▸ WHAT IS REQUIRED:
Extract every line below that contains the word "konkurrenskraftiga".

** start RECORDS PROVIDED **

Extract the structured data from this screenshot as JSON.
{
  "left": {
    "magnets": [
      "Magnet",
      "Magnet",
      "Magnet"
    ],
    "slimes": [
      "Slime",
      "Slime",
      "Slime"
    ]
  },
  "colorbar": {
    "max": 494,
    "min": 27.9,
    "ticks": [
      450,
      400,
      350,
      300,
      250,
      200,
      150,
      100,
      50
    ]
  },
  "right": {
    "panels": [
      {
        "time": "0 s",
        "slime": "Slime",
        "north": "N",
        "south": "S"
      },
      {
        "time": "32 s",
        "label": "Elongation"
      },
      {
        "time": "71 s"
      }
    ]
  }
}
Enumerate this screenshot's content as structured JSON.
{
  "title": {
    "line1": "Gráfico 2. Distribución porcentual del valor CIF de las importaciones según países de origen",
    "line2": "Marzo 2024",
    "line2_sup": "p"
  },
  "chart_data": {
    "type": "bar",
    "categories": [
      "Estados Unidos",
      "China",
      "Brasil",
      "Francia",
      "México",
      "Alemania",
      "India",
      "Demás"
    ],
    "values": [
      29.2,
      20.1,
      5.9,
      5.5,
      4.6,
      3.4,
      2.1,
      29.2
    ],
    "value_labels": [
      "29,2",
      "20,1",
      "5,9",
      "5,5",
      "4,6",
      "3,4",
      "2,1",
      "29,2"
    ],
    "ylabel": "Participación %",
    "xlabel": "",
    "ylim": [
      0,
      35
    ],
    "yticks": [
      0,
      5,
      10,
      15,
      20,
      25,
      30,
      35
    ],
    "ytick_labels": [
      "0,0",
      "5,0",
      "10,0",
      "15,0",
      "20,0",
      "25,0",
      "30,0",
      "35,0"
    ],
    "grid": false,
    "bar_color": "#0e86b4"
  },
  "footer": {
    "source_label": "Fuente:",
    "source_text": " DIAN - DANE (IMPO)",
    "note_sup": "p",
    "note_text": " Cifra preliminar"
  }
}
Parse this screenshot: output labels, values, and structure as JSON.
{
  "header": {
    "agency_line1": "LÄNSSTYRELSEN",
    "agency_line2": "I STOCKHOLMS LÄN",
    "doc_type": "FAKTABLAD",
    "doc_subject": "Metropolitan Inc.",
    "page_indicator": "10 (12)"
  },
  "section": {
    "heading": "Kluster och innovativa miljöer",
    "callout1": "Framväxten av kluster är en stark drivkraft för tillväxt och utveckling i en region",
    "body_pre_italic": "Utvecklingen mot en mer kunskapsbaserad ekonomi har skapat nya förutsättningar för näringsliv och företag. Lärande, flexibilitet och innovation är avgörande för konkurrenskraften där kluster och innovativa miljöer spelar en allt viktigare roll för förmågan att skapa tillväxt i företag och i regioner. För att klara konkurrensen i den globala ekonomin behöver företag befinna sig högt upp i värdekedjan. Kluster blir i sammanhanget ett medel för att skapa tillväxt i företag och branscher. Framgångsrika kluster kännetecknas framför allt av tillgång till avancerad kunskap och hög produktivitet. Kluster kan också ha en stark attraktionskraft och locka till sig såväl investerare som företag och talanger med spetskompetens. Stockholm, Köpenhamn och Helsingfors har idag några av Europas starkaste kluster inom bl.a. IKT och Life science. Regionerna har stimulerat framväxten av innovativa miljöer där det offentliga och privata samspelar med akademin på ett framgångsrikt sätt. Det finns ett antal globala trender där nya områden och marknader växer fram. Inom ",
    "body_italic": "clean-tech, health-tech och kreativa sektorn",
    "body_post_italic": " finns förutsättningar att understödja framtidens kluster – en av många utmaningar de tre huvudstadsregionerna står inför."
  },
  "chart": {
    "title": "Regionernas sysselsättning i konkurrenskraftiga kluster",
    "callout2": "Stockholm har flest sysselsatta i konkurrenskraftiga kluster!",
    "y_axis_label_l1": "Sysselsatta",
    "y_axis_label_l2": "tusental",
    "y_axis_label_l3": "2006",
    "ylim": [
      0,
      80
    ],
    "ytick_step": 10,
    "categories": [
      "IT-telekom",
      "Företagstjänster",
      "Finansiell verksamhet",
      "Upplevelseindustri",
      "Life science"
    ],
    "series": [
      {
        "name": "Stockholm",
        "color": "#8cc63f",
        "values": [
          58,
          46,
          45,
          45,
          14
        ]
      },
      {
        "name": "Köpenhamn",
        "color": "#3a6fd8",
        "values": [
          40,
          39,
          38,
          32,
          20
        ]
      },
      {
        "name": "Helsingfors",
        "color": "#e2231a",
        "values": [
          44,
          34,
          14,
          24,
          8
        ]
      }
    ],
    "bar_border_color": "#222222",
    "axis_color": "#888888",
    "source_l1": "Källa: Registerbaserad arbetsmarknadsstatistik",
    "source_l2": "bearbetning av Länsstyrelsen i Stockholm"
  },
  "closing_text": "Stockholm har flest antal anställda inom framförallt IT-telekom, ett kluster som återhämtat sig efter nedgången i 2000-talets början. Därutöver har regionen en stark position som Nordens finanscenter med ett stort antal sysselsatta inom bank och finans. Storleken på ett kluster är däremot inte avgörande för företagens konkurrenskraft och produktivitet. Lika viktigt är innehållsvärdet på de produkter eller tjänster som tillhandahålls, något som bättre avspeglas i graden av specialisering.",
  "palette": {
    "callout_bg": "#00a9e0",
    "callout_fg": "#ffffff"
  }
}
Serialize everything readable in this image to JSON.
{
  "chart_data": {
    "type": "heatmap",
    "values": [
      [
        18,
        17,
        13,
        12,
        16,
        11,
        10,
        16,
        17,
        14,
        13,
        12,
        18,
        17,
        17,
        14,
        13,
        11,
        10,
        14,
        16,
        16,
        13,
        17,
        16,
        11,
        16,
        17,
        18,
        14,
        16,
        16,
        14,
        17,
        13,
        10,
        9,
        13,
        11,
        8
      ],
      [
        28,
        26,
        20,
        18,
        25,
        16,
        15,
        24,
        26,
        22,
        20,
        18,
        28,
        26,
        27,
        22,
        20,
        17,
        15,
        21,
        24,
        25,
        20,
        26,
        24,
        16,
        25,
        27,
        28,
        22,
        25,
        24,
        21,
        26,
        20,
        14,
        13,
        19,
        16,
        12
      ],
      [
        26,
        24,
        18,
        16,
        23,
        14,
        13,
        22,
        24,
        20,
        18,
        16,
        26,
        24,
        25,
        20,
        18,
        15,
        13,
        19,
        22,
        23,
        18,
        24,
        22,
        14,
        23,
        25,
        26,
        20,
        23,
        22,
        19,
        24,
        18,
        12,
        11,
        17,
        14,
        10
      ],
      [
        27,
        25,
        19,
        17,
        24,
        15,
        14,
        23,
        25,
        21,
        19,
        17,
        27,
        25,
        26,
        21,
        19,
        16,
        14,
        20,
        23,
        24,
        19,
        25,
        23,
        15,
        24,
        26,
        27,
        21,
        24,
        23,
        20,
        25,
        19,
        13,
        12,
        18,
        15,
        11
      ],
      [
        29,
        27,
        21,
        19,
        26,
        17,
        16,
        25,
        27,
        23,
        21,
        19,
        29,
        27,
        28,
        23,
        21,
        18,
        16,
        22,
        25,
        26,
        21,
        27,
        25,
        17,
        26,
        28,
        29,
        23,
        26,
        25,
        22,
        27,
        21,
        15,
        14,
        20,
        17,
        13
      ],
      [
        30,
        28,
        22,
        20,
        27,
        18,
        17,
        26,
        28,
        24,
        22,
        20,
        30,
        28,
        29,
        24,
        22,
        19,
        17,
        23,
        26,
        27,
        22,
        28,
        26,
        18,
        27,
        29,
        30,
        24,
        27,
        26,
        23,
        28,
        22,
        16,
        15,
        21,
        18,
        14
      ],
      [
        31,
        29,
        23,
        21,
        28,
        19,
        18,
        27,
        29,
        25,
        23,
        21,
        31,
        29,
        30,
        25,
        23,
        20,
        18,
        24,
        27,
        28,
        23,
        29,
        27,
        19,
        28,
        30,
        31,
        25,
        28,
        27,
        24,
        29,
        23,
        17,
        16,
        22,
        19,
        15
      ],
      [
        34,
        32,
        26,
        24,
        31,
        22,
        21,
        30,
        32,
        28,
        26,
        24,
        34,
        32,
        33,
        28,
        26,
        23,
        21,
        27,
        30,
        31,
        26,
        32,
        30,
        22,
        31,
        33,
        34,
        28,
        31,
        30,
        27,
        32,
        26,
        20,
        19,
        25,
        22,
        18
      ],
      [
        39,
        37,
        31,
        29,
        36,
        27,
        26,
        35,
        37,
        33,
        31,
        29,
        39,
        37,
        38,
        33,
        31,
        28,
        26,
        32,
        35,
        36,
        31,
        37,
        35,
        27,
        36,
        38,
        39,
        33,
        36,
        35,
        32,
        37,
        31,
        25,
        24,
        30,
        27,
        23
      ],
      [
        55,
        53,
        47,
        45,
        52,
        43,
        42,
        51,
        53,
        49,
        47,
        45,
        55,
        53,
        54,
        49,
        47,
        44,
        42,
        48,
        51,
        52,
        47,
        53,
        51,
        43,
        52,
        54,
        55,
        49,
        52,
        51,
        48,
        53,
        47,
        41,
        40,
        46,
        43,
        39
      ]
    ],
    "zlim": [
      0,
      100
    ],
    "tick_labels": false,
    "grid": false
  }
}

** end RECORDS PROVIDED **

▸ RESULT OF THIS TASK:
    "title": "Regionernas sysselsättning i konkurrenskraftiga kluster",
    "callout2": "Stockholm har flest sysselsatta i konkurrenskraftiga kluster!",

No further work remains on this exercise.